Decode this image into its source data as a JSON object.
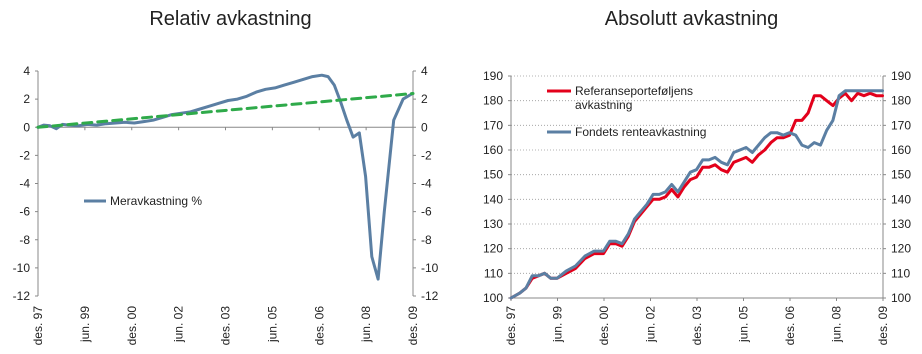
{
  "chart_data": [
    {
      "type": "line",
      "title": "Relativ avkastning",
      "ylim": [
        -12,
        4
      ],
      "yticks": [
        -12,
        -10,
        -8,
        -6,
        -4,
        -2,
        0,
        2,
        4
      ],
      "secondary_yticks": [
        -12,
        -10,
        -8,
        -6,
        -4,
        -2,
        0,
        2,
        4
      ],
      "xlim": [
        1997.917,
        2009.917
      ],
      "xtick_labels": [
        "des. 97",
        "jun. 99",
        "des. 00",
        "jun. 02",
        "des. 03",
        "jun. 05",
        "des. 06",
        "jun. 08",
        "des. 09"
      ],
      "xtick_values": [
        1997.917,
        1999.417,
        2000.917,
        2002.417,
        2003.917,
        2005.417,
        2006.917,
        2008.417,
        2009.917
      ],
      "grid": false,
      "legend": "center-left",
      "series": [
        {
          "name": "Meravkastning %",
          "color": "#5b7fa3",
          "dashed": false,
          "x": [
            1997.917,
            1998.1,
            1998.3,
            1998.5,
            1998.7,
            1998.9,
            1999.2,
            1999.5,
            1999.8,
            2000.1,
            2000.4,
            2000.7,
            2001.0,
            2001.3,
            2001.6,
            2001.9,
            2002.2,
            2002.5,
            2002.8,
            2003.1,
            2003.4,
            2003.7,
            2004.0,
            2004.3,
            2004.6,
            2004.9,
            2005.2,
            2005.5,
            2005.8,
            2006.1,
            2006.4,
            2006.7,
            2007.0,
            2007.2,
            2007.4,
            2007.6,
            2007.8,
            2008.0,
            2008.2,
            2008.4,
            2008.6,
            2008.8,
            2009.0,
            2009.3,
            2009.6,
            2009.9
          ],
          "y": [
            0,
            0.15,
            0.1,
            -0.1,
            0.2,
            0.15,
            0.1,
            0.2,
            0.15,
            0.25,
            0.3,
            0.35,
            0.3,
            0.4,
            0.5,
            0.7,
            0.9,
            1.0,
            1.1,
            1.3,
            1.5,
            1.7,
            1.9,
            2.0,
            2.2,
            2.5,
            2.7,
            2.8,
            3.0,
            3.2,
            3.4,
            3.6,
            3.7,
            3.6,
            3.0,
            1.8,
            0.5,
            -0.7,
            -0.4,
            -3.5,
            -9.2,
            -10.8,
            -6.0,
            0.5,
            2.0,
            2.4
          ]
        },
        {
          "name": "",
          "color": "#2faa4a",
          "dashed": true,
          "x": [
            1997.917,
            2009.917
          ],
          "y": [
            0,
            2.4
          ]
        }
      ]
    },
    {
      "type": "line",
      "title": "Absolutt avkastning",
      "ylim": [
        100,
        190
      ],
      "yticks": [
        100,
        110,
        120,
        130,
        140,
        150,
        160,
        170,
        180,
        190
      ],
      "secondary_yticks": [
        100,
        110,
        120,
        130,
        140,
        150,
        160,
        170,
        180,
        190
      ],
      "xlim": [
        1997.917,
        2009.917
      ],
      "xtick_labels": [
        "des. 97",
        "jun. 99",
        "des. 00",
        "jun. 02",
        "des. 03",
        "jun. 05",
        "des. 06",
        "jun. 08",
        "des. 09"
      ],
      "xtick_values": [
        1997.917,
        1999.417,
        2000.917,
        2002.417,
        2003.917,
        2005.417,
        2006.917,
        2008.417,
        2009.917
      ],
      "grid": true,
      "legend": "top-left",
      "series": [
        {
          "name": "Referanseporteføljens avkastning",
          "legend_lines": [
            "Referanseporteføljens",
            "avkastning"
          ],
          "color": "#e3001b",
          "x": [
            1997.917,
            1998.2,
            1998.4,
            1998.6,
            1998.8,
            1999.0,
            1999.2,
            1999.4,
            1999.7,
            2000.0,
            2000.3,
            2000.6,
            2000.9,
            2001.1,
            2001.3,
            2001.5,
            2001.7,
            2001.9,
            2002.1,
            2002.3,
            2002.5,
            2002.7,
            2002.9,
            2003.1,
            2003.3,
            2003.5,
            2003.7,
            2003.9,
            2004.1,
            2004.3,
            2004.5,
            2004.7,
            2004.9,
            2005.1,
            2005.3,
            2005.5,
            2005.7,
            2005.9,
            2006.1,
            2006.3,
            2006.5,
            2006.7,
            2006.9,
            2007.1,
            2007.3,
            2007.5,
            2007.7,
            2007.9,
            2008.1,
            2008.3,
            2008.5,
            2008.7,
            2008.9,
            2009.1,
            2009.3,
            2009.5,
            2009.7,
            2009.9
          ],
          "y": [
            100,
            102,
            104,
            108,
            109,
            110,
            108,
            108,
            110,
            112,
            116,
            118,
            118,
            122,
            122,
            121,
            125,
            131,
            134,
            137,
            140,
            140,
            141,
            144,
            141,
            145,
            148,
            149,
            153,
            153,
            154,
            152,
            151,
            155,
            156,
            157,
            155,
            158,
            160,
            163,
            165,
            165,
            166,
            172,
            172,
            175,
            182,
            182,
            180,
            178,
            181,
            183,
            180,
            183,
            182,
            183,
            182,
            182
          ]
        },
        {
          "name": "Fondets renteavkastning",
          "color": "#5b7fa3",
          "x": [
            1997.917,
            1998.2,
            1998.4,
            1998.6,
            1998.8,
            1999.0,
            1999.2,
            1999.4,
            1999.7,
            2000.0,
            2000.3,
            2000.6,
            2000.9,
            2001.1,
            2001.3,
            2001.5,
            2001.7,
            2001.9,
            2002.1,
            2002.3,
            2002.5,
            2002.7,
            2002.9,
            2003.1,
            2003.3,
            2003.5,
            2003.7,
            2003.9,
            2004.1,
            2004.3,
            2004.5,
            2004.7,
            2004.9,
            2005.1,
            2005.3,
            2005.5,
            2005.7,
            2005.9,
            2006.1,
            2006.3,
            2006.5,
            2006.7,
            2006.9,
            2007.1,
            2007.3,
            2007.5,
            2007.7,
            2007.9,
            2008.1,
            2008.3,
            2008.5,
            2008.7,
            2008.9,
            2009.1,
            2009.3,
            2009.5,
            2009.7,
            2009.9
          ],
          "y": [
            100,
            102,
            104,
            109,
            109,
            110,
            108,
            108,
            111,
            113,
            117,
            119,
            119,
            123,
            123,
            122,
            126,
            132,
            135,
            138,
            142,
            142,
            143,
            146,
            143,
            147,
            151,
            152,
            156,
            156,
            157,
            155,
            154,
            159,
            160,
            161,
            159,
            162,
            165,
            167,
            167,
            166,
            167,
            166,
            162,
            161,
            163,
            162,
            168,
            172,
            182,
            184,
            184,
            184,
            184,
            184,
            184,
            184
          ]
        }
      ]
    }
  ]
}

+===+

__Required task__:
Identify each line containing the string "title" and copy it out.

__Output__:
      "title": "Relativ avkastning",
      "title": "Absolutt avkastning",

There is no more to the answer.